● Task statement
Every entry must be given again exactly.
━━ Rows
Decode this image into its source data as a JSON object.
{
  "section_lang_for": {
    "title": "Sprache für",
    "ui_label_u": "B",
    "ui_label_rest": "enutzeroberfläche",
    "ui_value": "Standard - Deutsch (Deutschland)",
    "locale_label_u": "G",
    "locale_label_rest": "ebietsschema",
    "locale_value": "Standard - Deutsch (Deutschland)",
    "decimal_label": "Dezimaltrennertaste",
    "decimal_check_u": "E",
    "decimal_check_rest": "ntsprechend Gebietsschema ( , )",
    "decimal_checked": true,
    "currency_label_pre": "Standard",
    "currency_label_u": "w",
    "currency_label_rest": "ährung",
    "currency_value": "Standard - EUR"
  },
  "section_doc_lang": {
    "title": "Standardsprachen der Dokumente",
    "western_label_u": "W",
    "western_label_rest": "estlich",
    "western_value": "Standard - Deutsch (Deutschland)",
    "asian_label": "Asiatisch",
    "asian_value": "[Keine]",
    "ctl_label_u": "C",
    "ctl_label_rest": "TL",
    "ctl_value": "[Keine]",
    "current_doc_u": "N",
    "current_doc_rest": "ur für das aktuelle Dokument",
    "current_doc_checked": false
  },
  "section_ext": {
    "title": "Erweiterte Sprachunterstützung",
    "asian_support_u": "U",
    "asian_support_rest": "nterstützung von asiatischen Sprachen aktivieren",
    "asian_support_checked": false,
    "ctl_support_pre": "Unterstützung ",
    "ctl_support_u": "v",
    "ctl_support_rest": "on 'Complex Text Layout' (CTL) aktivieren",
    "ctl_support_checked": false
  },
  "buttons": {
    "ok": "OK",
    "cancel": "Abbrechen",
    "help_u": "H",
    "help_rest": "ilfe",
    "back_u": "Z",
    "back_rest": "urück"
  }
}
━━━━
● Expected answer
Decode this image into its source data as a JSON object.
{
  "section_lang_for": {
    "title": "Sprache für",
    "ui_label_u": "B",
    "ui_label_rest": "enutzeroberfläche",
    "ui_value": "Standard - Deutsch (Deutschland)",
    "locale_label_u": "G",
    "locale_label_rest": "ebietsschema",
    "locale_value": "Standard - Deutsch (Deutschland)",
    "decimal_label": "Dezimaltrennertaste",
    "decimal_check_u": "E",
    "decimal_check_rest": "ntsprechend Gebietsschema ( , )",
    "decimal_checked": true,
    "currency_label_pre": "Standard",
    "currency_label_u": "w",
    "currency_label_rest": "ährung",
    "currency_value": "Standard - EUR"
  },
  "section_doc_lang": {
    "title": "Standardsprachen der Dokumente",
    "western_label_u": "W",
    "western_label_rest": "estlich",
    "western_value": "Standard - Deutsch (Deutschland)",
    "asian_label": "Asiatisch",
    "asian_value": "[Keine]",
    "ctl_label_u": "C",
    "ctl_label_rest": "TL",
    "ctl_value": "[Keine]",
    "current_doc_u": "N",
    "current_doc_rest": "ur für das aktuelle Dokument",
    "current_doc_checked": false
  },
  "section_ext": {
    "title": "Erweiterte Sprachunterstützung",
    "asian_support_u": "U",
    "asian_support_rest": "nterstützung von asiatischen Sprachen aktivieren",
    "asian_support_checked": false,
    "ctl_support_pre": "Unterstützung ",
    "ctl_support_u": "v",
    "ctl_support_rest": "on 'Complex Text Layout' (CTL) aktivieren",
    "ctl_support_checked": false
  },
  "buttons": {
    "ok": "OK",
    "cancel": "Abbrechen",
    "help_u": "H",
    "help_rest": "ilfe",
    "back_u": "Z",
    "back_rest": "urück"
  }
}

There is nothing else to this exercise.